## What you should do
Reproduce all of the data exactly.

## Stored records
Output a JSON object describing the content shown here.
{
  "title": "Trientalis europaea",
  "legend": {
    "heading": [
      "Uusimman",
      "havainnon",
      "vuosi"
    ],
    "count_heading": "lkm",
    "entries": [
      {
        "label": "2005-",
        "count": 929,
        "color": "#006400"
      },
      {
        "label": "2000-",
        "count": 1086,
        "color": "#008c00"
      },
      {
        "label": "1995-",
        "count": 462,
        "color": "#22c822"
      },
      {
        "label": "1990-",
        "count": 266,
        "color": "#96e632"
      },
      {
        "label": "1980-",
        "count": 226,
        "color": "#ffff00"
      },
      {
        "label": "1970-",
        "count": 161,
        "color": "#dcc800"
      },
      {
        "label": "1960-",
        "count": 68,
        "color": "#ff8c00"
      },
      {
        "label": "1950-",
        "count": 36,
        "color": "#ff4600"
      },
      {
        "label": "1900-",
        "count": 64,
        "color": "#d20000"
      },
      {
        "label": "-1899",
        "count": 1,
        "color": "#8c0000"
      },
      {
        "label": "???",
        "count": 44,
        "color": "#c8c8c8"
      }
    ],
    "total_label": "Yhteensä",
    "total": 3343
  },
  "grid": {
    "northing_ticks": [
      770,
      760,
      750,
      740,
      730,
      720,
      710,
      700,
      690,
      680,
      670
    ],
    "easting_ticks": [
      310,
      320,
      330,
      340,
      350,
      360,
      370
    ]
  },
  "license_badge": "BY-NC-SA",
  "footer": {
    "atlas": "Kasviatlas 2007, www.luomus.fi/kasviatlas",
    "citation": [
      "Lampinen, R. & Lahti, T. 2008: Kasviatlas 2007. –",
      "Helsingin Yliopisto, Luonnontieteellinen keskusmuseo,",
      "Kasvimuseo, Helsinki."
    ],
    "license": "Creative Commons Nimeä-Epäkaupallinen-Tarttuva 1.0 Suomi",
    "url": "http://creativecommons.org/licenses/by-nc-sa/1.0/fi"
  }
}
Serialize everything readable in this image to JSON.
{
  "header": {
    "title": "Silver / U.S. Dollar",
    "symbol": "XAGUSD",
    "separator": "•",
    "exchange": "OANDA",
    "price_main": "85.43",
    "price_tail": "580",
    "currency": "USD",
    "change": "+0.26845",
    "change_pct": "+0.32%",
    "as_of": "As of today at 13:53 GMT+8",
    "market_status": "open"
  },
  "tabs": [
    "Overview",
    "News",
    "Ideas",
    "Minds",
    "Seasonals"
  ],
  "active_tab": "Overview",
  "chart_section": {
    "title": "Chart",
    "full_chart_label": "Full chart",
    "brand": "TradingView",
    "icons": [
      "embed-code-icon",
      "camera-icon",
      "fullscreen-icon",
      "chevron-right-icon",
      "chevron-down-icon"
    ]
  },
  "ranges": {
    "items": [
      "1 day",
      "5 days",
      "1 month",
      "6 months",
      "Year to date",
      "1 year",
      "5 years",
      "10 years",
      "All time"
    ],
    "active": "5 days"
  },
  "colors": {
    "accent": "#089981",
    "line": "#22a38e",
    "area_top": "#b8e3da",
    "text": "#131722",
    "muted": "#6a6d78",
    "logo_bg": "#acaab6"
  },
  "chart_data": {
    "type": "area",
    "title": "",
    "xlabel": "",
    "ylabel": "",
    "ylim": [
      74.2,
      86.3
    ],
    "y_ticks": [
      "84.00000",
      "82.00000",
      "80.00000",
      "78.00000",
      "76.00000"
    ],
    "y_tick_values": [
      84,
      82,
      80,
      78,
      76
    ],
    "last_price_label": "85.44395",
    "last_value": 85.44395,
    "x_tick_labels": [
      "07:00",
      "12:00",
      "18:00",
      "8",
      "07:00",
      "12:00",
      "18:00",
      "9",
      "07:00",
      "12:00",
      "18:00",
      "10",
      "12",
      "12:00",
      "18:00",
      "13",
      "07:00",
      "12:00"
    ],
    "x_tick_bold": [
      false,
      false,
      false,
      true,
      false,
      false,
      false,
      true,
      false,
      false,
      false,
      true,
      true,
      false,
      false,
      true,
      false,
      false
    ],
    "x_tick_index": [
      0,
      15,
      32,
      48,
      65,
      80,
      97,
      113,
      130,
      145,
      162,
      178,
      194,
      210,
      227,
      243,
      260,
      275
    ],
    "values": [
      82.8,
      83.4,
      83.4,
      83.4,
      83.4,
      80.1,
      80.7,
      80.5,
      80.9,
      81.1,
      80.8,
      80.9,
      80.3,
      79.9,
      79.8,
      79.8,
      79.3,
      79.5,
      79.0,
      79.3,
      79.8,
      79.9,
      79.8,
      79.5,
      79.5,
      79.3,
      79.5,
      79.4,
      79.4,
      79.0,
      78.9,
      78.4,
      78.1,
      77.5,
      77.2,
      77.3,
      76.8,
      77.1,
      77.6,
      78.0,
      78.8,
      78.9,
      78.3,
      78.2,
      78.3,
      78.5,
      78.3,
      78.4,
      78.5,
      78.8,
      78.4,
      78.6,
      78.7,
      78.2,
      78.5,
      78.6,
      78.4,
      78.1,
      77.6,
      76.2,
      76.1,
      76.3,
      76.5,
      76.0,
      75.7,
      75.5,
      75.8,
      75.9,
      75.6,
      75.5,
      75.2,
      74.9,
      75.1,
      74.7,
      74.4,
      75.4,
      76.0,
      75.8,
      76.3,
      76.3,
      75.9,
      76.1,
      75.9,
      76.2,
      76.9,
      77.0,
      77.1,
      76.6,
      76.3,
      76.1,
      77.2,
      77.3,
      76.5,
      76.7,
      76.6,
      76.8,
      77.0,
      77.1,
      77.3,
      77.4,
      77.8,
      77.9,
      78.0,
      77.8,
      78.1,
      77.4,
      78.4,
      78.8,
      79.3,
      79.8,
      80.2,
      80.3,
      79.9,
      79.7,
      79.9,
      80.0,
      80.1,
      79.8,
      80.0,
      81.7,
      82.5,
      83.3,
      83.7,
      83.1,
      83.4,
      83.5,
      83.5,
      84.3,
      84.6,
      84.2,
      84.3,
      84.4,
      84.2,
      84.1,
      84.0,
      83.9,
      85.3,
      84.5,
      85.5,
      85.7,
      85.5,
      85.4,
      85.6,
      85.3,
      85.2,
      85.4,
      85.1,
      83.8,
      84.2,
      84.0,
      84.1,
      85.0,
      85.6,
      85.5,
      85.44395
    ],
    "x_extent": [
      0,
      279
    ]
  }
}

## Response
Output a JSON object describing the content shown here.
{
  "title": "Trientalis europaea",
  "legend": {
    "heading": [
      "Uusimman",
      "havainnon",
      "vuosi"
    ],
    "count_heading": "lkm",
    "entries": [
      {
        "label": "2005-",
        "count": 929,
        "color": "#006400"
      },
      {
        "label": "2000-",
        "count": 1086,
        "color": "#008c00"
      },
      {
        "label": "1995-",
        "count": 462,
        "color": "#22c822"
      },
      {
        "label": "1990-",
        "count": 266,
        "color": "#96e632"
      },
      {
        "label": "1980-",
        "count": 226,
        "color": "#ffff00"
      },
      {
        "label": "1970-",
        "count": 161,
        "color": "#dcc800"
      },
      {
        "label": "1960-",
        "count": 68,
        "color": "#ff8c00"
      },
      {
        "label": "1950-",
        "count": 36,
        "color": "#ff4600"
      },
      {
        "label": "1900-",
        "count": 64,
        "color": "#d20000"
      },
      {
        "label": "-1899",
        "count": 1,
        "color": "#8c0000"
      },
      {
        "label": "???",
        "count": 44,
        "color": "#c8c8c8"
      }
    ],
    "total_label": "Yhteensä",
    "total": 3343
  },
  "grid": {
    "northing_ticks": [
      770,
      760,
      750,
      740,
      730,
      720,
      710,
      700,
      690,
      680,
      670
    ],
    "easting_ticks": [
      310,
      320,
      330,
      340,
      350,
      360,
      370
    ]
  },
  "license_badge": "BY-NC-SA",
  "footer": {
    "atlas": "Kasviatlas 2007, www.luomus.fi/kasviatlas",
    "citation": [
      "Lampinen, R. & Lahti, T. 2008: Kasviatlas 2007. –",
      "Helsingin Yliopisto, Luonnontieteellinen keskusmuseo,",
      "Kasvimuseo, Helsinki."
    ],
    "license": "Creative Commons Nimeä-Epäkaupallinen-Tarttuva 1.0 Suomi",
    "url": "http://creativecommons.org/licenses/by-nc-sa/1.0/fi"
  }
}
Serialize everything readable in this image to JSON.
{
  "header": {
    "title": "Silver / U.S. Dollar",
    "symbol": "XAGUSD",
    "separator": "•",
    "exchange": "OANDA",
    "price_main": "85.43",
    "price_tail": "580",
    "currency": "USD",
    "change": "+0.26845",
    "change_pct": "+0.32%",
    "as_of": "As of today at 13:53 GMT+8",
    "market_status": "open"
  },
  "tabs": [
    "Overview",
    "News",
    "Ideas",
    "Minds",
    "Seasonals"
  ],
  "active_tab": "Overview",
  "chart_section": {
    "title": "Chart",
    "full_chart_label": "Full chart",
    "brand": "TradingView",
    "icons": [
      "embed-code-icon",
      "camera-icon",
      "fullscreen-icon",
      "chevron-right-icon",
      "chevron-down-icon"
    ]
  },
  "ranges": {
    "items": [
      "1 day",
      "5 days",
      "1 month",
      "6 months",
      "Year to date",
      "1 year",
      "5 years",
      "10 years",
      "All time"
    ],
    "active": "5 days"
  },
  "colors": {
    "accent": "#089981",
    "line": "#22a38e",
    "area_top": "#b8e3da",
    "text": "#131722",
    "muted": "#6a6d78",
    "logo_bg": "#acaab6"
  },
  "chart_data": {
    "type": "area",
    "title": "",
    "xlabel": "",
    "ylabel": "",
    "ylim": [
      74.2,
      86.3
    ],
    "y_ticks": [
      "84.00000",
      "82.00000",
      "80.00000",
      "78.00000",
      "76.00000"
    ],
    "y_tick_values": [
      84,
      82,
      80,
      78,
      76
    ],
    "last_price_label": "85.44395",
    "last_value": 85.44395,
    "x_tick_labels": [
      "07:00",
      "12:00",
      "18:00",
      "8",
      "07:00",
      "12:00",
      "18:00",
      "9",
      "07:00",
      "12:00",
      "18:00",
      "10",
      "12",
      "12:00",
      "18:00",
      "13",
      "07:00",
      "12:00"
    ],
    "x_tick_bold": [
      false,
      false,
      false,
      true,
      false,
      false,
      false,
      true,
      false,
      false,
      false,
      true,
      true,
      false,
      false,
      true,
      false,
      false
    ],
    "x_tick_index": [
      0,
      15,
      32,
      48,
      65,
      80,
      97,
      113,
      130,
      145,
      162,
      178,
      194,
      210,
      227,
      243,
      260,
      275
    ],
    "values": [
      82.8,
      83.4,
      83.4,
      83.4,
      83.4,
      80.1,
      80.7,
      80.5,
      80.9,
      81.1,
      80.8,
      80.9,
      80.3,
      79.9,
      79.8,
      79.8,
      79.3,
      79.5,
      79.0,
      79.3,
      79.8,
      79.9,
      79.8,
      79.5,
      79.5,
      79.3,
      79.5,
      79.4,
      79.4,
      79.0,
      78.9,
      78.4,
      78.1,
      77.5,
      77.2,
      77.3,
      76.8,
      77.1,
      77.6,
      78.0,
      78.8,
      78.9,
      78.3,
      78.2,
      78.3,
      78.5,
      78.3,
      78.4,
      78.5,
      78.8,
      78.4,
      78.6,
      78.7,
      78.2,
      78.5,
      78.6,
      78.4,
      78.1,
      77.6,
      76.2,
      76.1,
      76.3,
      76.5,
      76.0,
      75.7,
      75.5,
      75.8,
      75.9,
      75.6,
      75.5,
      75.2,
      74.9,
      75.1,
      74.7,
      74.4,
      75.4,
      76.0,
      75.8,
      76.3,
      76.3,
      75.9,
      76.1,
      75.9,
      76.2,
      76.9,
      77.0,
      77.1,
      76.6,
      76.3,
      76.1,
      77.2,
      77.3,
      76.5,
      76.7,
      76.6,
      76.8,
      77.0,
      77.1,
      77.3,
      77.4,
      77.8,
      77.9,
      78.0,
      77.8,
      78.1,
      77.4,
      78.4,
      78.8,
      79.3,
      79.8,
      80.2,
      80.3,
      79.9,
      79.7,
      79.9,
      80.0,
      80.1,
      79.8,
      80.0,
      81.7,
      82.5,
      83.3,
      83.7,
      83.1,
      83.4,
      83.5,
      83.5,
      84.3,
      84.6,
      84.2,
      84.3,
      84.4,
      84.2,
      84.1,
      84.0,
      83.9,
      85.3,
      84.5,
      85.5,
      85.7,
      85.5,
      85.4,
      85.6,
      85.3,
      85.2,
      85.4,
      85.1,
      83.8,
      84.2,
      84.0,
      84.1,
      85.0,
      85.6,
      85.5,
      85.44395
    ],
    "x_extent": [
      0,
      279
    ]
  }
}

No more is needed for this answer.